Work to be completed: Lay out every line of the items below as a JSON list of strings, one string per line, omitting blank lines.

Material provided:
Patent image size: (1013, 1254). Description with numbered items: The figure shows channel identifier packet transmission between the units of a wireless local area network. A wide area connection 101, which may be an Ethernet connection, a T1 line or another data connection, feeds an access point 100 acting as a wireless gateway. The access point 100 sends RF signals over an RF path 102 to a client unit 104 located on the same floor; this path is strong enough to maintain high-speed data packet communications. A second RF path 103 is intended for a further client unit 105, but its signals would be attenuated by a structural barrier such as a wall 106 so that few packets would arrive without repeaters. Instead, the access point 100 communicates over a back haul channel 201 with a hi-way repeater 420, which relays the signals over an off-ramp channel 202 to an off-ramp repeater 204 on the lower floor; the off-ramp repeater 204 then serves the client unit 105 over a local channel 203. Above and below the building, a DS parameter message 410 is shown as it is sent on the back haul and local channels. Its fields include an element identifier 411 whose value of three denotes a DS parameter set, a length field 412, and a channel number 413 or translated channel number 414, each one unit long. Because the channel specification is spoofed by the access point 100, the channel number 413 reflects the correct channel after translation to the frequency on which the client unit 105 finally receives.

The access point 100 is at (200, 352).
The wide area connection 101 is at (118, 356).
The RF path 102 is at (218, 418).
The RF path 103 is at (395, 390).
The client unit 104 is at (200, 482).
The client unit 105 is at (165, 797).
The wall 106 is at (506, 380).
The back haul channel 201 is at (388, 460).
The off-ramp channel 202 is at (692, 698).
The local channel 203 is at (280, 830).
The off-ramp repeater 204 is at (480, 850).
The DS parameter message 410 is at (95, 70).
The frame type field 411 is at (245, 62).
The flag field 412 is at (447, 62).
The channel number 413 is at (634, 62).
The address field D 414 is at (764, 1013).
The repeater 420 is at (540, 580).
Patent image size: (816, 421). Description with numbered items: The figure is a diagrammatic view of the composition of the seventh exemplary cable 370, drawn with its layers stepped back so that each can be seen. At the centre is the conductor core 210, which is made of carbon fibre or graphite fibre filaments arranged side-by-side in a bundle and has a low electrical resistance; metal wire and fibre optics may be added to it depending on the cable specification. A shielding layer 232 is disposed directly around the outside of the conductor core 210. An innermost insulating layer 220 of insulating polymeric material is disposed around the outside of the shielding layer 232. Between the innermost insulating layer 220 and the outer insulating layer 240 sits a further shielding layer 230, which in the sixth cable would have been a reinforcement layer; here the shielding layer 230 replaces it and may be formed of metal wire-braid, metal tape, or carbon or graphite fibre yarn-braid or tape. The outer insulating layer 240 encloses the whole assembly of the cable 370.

Task output:
[
  "Patent image size: (1013, 1254). Description with numbered items: The figure shows channel identifier packet transmission between the units of a wireless local area network. A wide area connection 101, which may be an Ethernet connection, a T1 line or another data connection, feeds an access point 100 acting as a wireless gateway. The access point 100 sends RF signals over an RF path 102 to a client unit 104 located on the same floor; this path is strong enough to maintain high-speed data packet communications. A second RF path 103 is intended for a further client unit 105, but its signals would be attenuated by a structural barrier such as a wall 106 so that few packets would arrive without repeaters. Instead, the access point 100 communicates over a back haul channel 201 with a hi-way repeater 420, which relays the signals over an off-ramp channel 202 to an off-ramp repeater 204 on the lower floor; the off-ramp repeater 204 then serves the client unit 105 over a local channel 203. Above and below the building, a DS parameter message 410 is shown as it is sent on the back haul and local channels. Its fields include an element identifier 411 whose value of three denotes a DS parameter set, a length field 412, and a channel number 413 or translated channel number 414, each one unit long. Because the channel specification is spoofed by the access point 100, the channel number 413 reflects the correct channel after translation to the frequency on which the client unit 105 finally receives.",
  "The access point 100 is at (200, 352).",
  "The wide area connection 101 is at (118, 356).",
  "The RF path 102 is at (218, 418).",
  "The RF path 103 is at (395, 390).",
  "The client unit 104 is at (200, 482).",
  "The client unit 105 is at (165, 797).",
  "The wall 106 is at (506, 380).",
  "The back haul channel 201 is at (388, 460).",
  "The off-ramp channel 202 is at (692, 698).",
  "The local channel 203 is at (280, 830).",
  "The off-ramp repeater 204 is at (480, 850).",
  "The DS parameter message 410 is at (95, 70).",
  "The frame type field 411 is at (245, 62).",
  "The flag field 412 is at (447, 62).",
  "The channel number 413 is at (634, 62).",
  "The address field D 414 is at (764, 1013).",
  "The repeater 420 is at (540, 580).",
  "Patent image size: (816, 421). Description with numbered items: The figure is a diagrammatic view of the composition of the seventh exemplary cable 370, drawn with its layers stepped back so that each can be seen. At the centre is the conductor core 210, which is made of carbon fibre or graphite fibre filaments arranged side-by-side in a bundle and has a low electrical resistance; metal wire and fibre optics may be added to it depending on the cable specification. A shielding layer 232 is disposed directly around the outside of the conductor core 210. An innermost insulating layer 220 of insulating polymeric material is disposed around the outside of the shielding layer 232. Between the innermost insulating layer 220 and the outer insulating layer 240 sits a further shielding layer 230, which in the sixth cable would have been a reinforcement layer; here the shielding layer 230 replaces it and may be formed of metal wire-braid, metal tape, or carbon or graphite fibre yarn-braid or tape. The outer insulating layer 240 encloses the whole assembly of the cable 370."
]